▸ Work to complete
Say only how many lines contain the word "σώζονται".

▸ Available records
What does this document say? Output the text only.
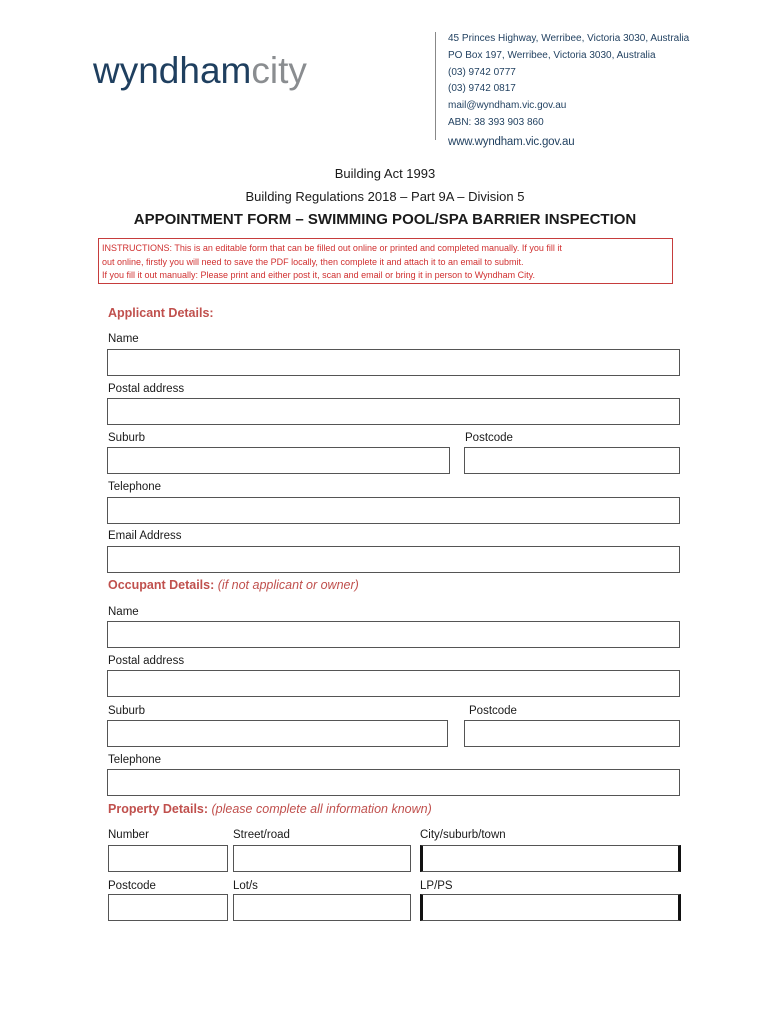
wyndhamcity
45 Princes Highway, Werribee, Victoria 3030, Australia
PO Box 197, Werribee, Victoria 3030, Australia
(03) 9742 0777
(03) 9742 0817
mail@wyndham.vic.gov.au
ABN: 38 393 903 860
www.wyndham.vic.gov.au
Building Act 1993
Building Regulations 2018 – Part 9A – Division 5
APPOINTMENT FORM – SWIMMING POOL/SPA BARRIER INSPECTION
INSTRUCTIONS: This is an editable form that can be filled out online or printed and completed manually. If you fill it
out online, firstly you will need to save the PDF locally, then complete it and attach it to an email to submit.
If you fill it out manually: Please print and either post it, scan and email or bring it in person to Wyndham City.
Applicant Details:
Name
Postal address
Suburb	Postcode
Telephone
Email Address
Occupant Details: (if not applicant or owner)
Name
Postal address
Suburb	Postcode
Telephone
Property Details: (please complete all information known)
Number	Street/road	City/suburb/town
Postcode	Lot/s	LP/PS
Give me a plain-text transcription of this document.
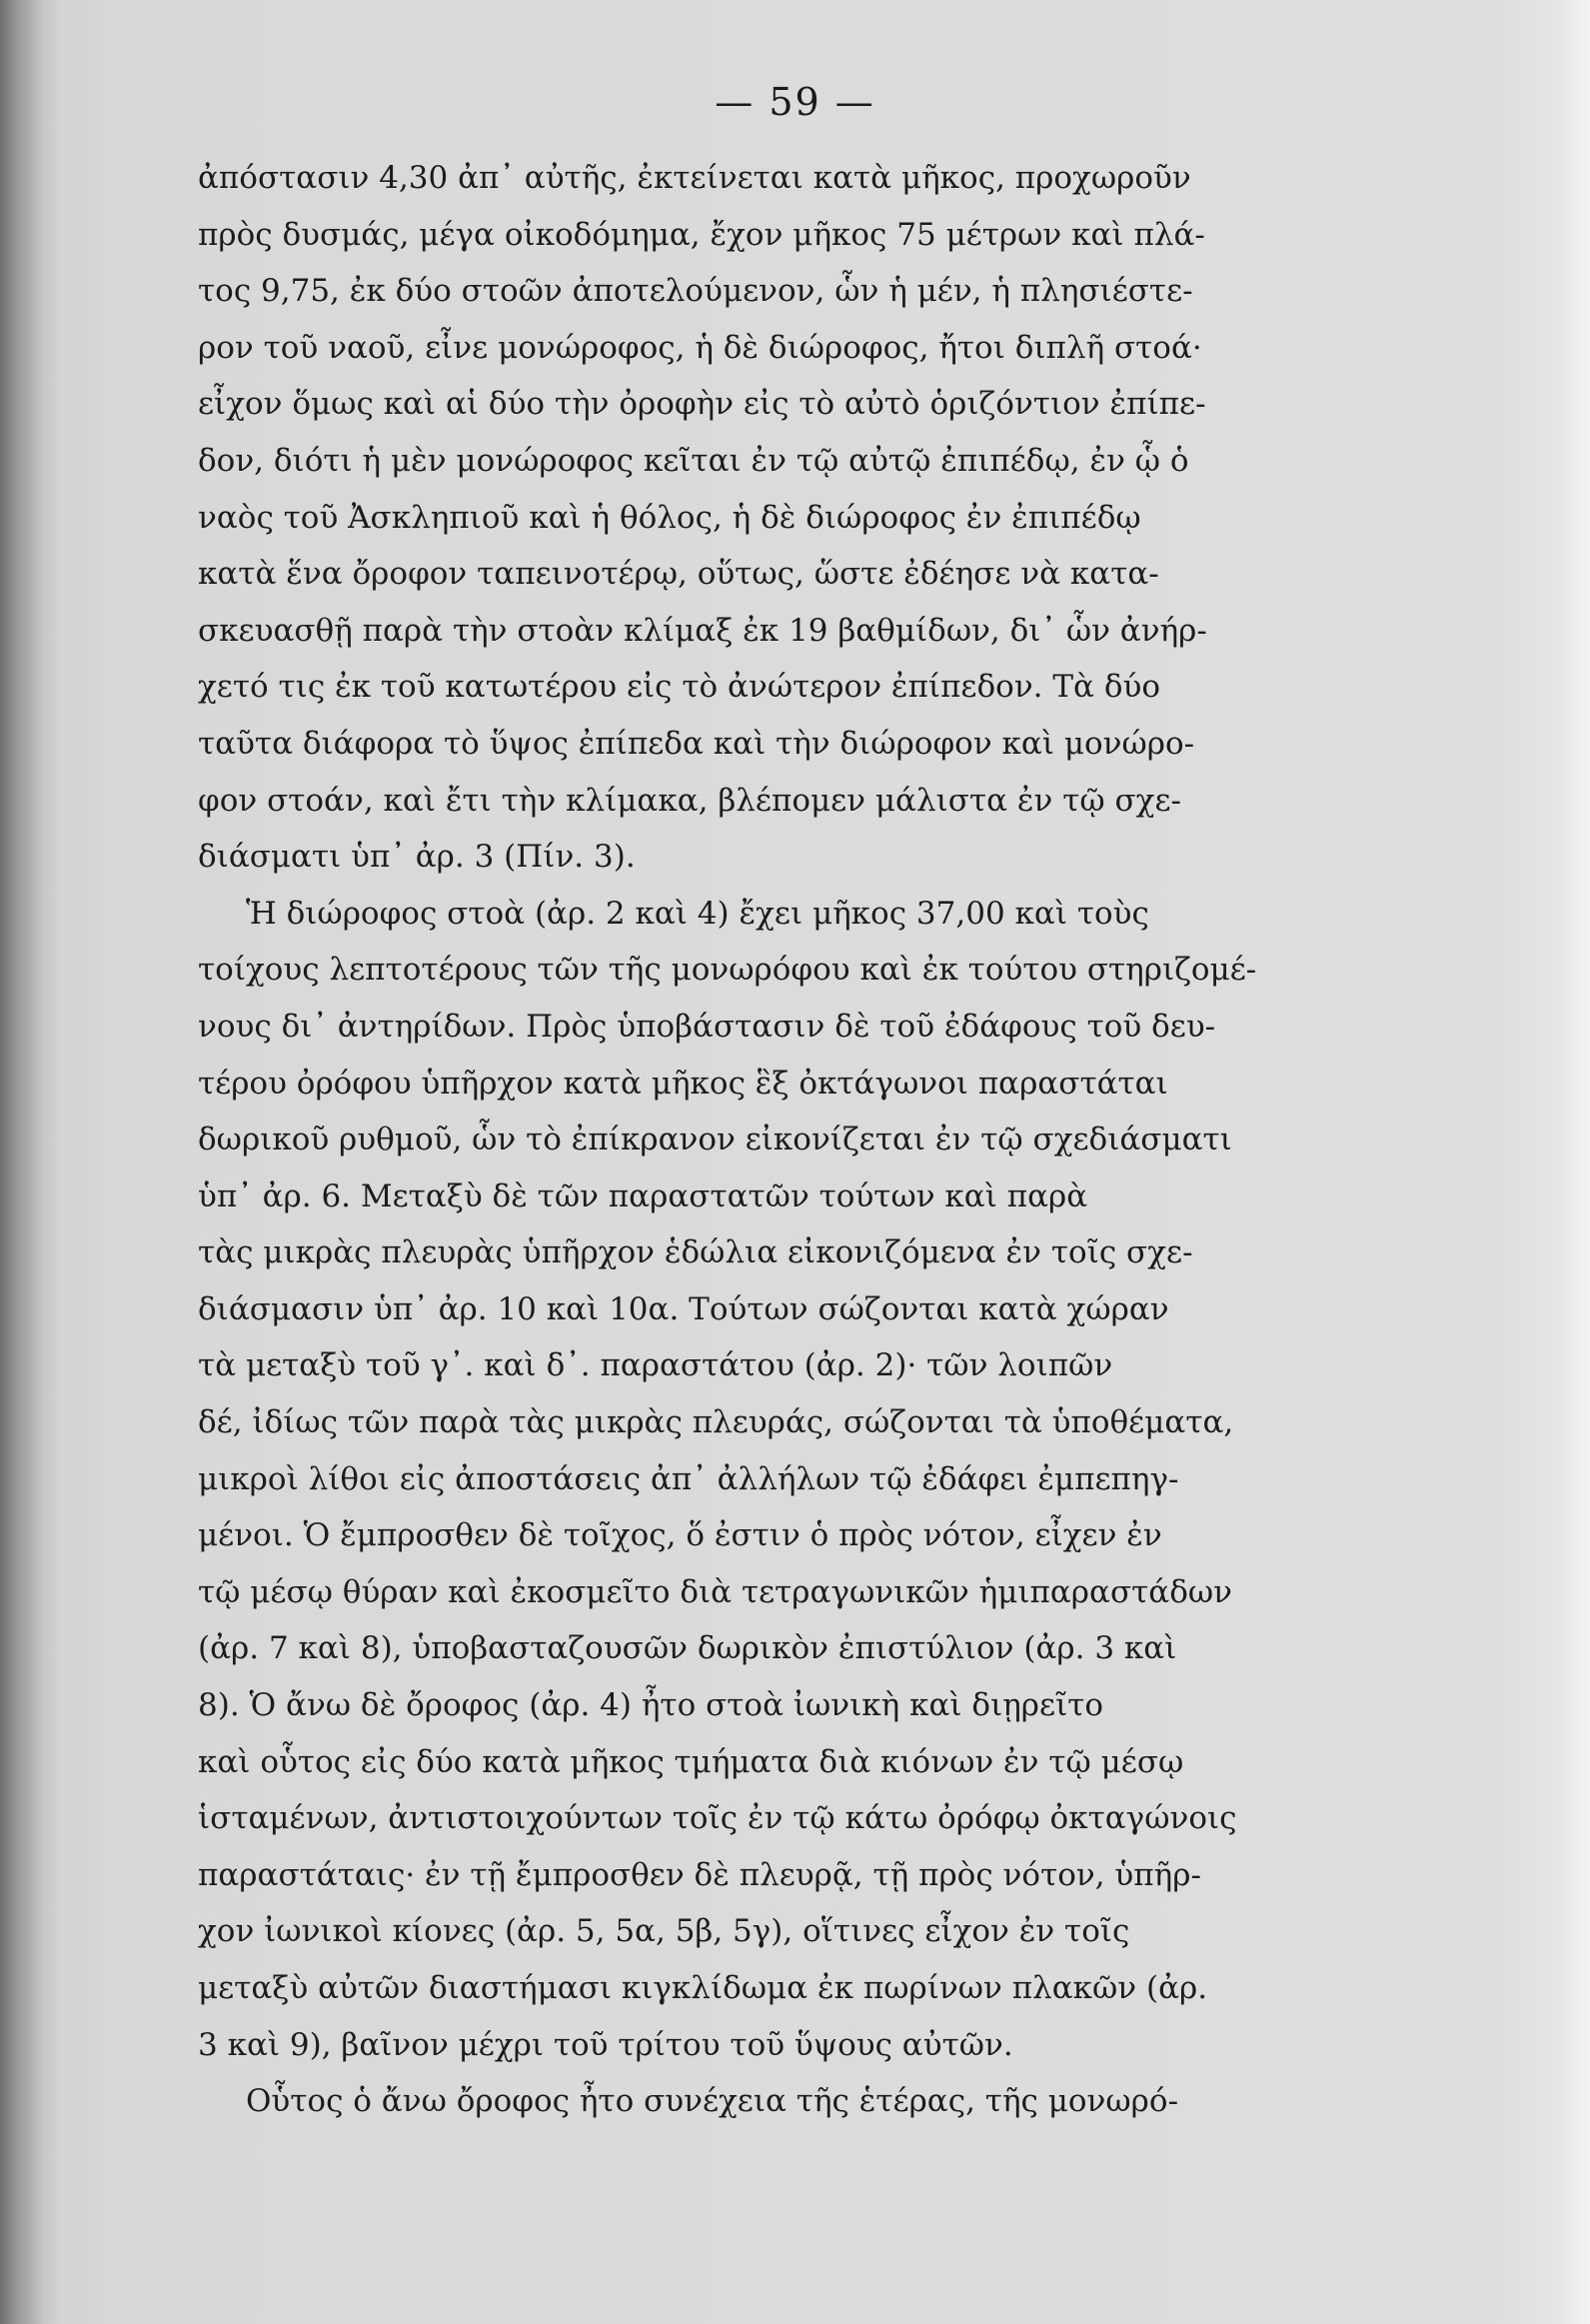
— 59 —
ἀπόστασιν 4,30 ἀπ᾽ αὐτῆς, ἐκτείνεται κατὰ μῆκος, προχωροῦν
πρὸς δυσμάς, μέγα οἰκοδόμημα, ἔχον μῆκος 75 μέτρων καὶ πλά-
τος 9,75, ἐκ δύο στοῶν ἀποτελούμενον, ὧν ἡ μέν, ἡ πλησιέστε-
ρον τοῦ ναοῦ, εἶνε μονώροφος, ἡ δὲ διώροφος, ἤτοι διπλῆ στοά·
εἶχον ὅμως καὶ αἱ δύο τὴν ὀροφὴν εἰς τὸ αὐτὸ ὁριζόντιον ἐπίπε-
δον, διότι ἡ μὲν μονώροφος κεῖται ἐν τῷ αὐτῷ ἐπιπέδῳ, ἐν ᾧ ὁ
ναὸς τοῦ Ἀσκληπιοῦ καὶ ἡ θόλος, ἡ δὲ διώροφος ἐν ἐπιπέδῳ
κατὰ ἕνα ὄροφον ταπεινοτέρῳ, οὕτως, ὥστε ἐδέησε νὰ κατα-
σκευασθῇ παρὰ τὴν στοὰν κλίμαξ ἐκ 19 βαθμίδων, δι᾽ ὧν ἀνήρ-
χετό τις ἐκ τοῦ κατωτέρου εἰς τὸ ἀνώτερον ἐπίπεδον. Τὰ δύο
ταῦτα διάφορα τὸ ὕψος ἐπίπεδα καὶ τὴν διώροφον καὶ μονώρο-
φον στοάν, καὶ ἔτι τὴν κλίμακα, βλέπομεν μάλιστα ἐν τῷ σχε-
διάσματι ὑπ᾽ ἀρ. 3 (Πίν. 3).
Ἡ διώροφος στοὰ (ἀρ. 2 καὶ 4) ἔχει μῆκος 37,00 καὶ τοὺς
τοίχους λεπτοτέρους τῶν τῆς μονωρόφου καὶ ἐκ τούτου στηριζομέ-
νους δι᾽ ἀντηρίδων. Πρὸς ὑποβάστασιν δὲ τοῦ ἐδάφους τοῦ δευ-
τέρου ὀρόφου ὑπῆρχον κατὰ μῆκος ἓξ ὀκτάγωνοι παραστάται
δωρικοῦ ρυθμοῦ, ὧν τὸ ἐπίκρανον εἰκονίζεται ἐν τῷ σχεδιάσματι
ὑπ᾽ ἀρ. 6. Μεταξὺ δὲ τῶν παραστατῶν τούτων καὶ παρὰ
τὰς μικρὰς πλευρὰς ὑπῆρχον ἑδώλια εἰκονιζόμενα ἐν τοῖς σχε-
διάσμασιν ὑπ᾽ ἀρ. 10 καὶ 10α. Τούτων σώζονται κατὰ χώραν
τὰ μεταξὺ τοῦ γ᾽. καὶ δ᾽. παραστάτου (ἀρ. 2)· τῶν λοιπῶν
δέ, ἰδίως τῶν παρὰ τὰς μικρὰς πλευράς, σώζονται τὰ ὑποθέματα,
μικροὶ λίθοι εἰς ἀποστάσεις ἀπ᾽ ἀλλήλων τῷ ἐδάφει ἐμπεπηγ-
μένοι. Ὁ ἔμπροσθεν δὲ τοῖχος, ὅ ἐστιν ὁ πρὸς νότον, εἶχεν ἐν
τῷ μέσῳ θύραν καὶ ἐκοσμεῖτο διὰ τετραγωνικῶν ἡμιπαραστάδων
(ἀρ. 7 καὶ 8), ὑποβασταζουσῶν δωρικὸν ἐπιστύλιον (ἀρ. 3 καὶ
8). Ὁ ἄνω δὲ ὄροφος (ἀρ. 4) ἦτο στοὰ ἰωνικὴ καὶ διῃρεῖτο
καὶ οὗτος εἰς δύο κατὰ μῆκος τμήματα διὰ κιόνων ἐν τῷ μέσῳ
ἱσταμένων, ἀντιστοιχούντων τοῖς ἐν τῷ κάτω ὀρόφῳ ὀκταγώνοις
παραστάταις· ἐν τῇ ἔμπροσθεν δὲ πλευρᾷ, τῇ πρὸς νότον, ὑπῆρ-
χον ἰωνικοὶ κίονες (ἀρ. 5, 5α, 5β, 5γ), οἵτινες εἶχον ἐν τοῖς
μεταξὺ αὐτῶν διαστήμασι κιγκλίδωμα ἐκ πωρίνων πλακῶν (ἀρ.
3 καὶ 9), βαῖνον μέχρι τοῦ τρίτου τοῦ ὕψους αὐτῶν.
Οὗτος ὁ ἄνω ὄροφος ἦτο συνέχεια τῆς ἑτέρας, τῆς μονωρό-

▸ Response
2